Text passage:
Question

I am writing a DSL using Scala parser combinators and have a working version that can read a single file and parse it. However, I would like to split my input into several files where some files are 'standard' and can be used with any top-level file. What I would like is something like:

import "a.dsl"
import "b.dsl"
// rest of file using {a, b}

It isn't important what order the files are read in or that something is necessarily 'defined' before being referred to so parsing the top-level file first then parsing the closure of all imports into a single model is sufficient. I will then post-process the resulting model for my own purposes.

The question I have is, is there a reasonable way of accomplishing this? If necessary I could iterate over the closure, parsing each file into a separate model, and manually 'merge' the resulting models but this feels clunky and seems ugly to me.

BTW, I am using an extension of StandardTokenParsers, if that matters.

Was it helpful?

Records provided:
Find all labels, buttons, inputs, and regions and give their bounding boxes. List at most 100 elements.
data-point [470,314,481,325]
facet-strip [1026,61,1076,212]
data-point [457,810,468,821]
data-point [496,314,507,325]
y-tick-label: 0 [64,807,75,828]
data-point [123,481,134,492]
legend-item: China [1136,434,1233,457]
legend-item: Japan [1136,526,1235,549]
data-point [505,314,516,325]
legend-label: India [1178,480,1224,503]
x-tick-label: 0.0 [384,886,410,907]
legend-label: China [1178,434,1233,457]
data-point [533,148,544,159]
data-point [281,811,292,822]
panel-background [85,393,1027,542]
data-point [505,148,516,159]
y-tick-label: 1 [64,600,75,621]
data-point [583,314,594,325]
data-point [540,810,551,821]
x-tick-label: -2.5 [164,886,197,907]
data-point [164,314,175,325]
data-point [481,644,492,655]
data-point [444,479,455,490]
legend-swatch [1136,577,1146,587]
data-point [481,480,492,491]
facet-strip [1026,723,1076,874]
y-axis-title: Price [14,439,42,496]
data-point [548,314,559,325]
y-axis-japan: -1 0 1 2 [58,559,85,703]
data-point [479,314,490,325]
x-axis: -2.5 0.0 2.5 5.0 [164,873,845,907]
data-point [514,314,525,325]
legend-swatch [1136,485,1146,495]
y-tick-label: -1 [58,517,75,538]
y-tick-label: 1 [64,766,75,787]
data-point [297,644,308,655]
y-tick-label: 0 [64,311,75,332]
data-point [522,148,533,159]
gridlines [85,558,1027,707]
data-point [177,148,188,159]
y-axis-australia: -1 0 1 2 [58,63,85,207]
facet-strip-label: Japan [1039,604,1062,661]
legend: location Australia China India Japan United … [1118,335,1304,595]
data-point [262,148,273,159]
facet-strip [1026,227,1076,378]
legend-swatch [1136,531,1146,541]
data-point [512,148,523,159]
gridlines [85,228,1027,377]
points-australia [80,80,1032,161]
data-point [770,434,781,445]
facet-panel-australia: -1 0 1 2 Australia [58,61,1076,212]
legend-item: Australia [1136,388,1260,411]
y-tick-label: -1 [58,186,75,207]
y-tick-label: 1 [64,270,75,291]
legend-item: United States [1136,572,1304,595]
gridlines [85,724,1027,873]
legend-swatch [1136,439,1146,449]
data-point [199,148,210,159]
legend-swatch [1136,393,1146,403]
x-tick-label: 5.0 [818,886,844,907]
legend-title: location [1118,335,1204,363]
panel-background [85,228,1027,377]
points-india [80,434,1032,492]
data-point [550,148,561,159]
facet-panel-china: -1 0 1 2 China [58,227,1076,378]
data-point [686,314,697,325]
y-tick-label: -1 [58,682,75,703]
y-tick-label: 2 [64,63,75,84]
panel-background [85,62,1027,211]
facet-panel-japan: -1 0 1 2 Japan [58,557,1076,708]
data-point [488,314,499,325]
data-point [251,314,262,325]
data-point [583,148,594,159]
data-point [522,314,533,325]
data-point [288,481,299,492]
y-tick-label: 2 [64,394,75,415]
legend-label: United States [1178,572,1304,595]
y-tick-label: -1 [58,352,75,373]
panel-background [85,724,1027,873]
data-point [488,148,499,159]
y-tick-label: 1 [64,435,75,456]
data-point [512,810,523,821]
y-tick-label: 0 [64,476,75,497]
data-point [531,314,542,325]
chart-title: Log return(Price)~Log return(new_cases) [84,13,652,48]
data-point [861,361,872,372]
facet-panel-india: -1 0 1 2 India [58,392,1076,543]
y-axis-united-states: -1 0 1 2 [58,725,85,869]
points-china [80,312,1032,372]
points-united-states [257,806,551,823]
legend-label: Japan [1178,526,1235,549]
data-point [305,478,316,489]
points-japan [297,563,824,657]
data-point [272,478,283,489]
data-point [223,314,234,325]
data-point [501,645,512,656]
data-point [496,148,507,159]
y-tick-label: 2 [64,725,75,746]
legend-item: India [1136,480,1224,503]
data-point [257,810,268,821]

Task item:
Please restate the Scala parser combinator question from "I am writing" up to and including "my own purposes.", renaming "top-level" to "main" wherever it occurs.

Expected output:
I am writing a DSL using Scala parser combinators and have a working version that can read a single file and parse it. However, I would like to split my input into several files where some files are 'standard' and can be used with any main file. What I would like is something like:

import "a.dsl"
import "b.dsl"
// rest of file using {a, b}

It isn't important what order the files are read in or that something is necessarily 'defined' before being referred to so parsing the main file first then parsing the closure of all imports into a single model is sufficient. I will then post-process the resulting model for my own purposes.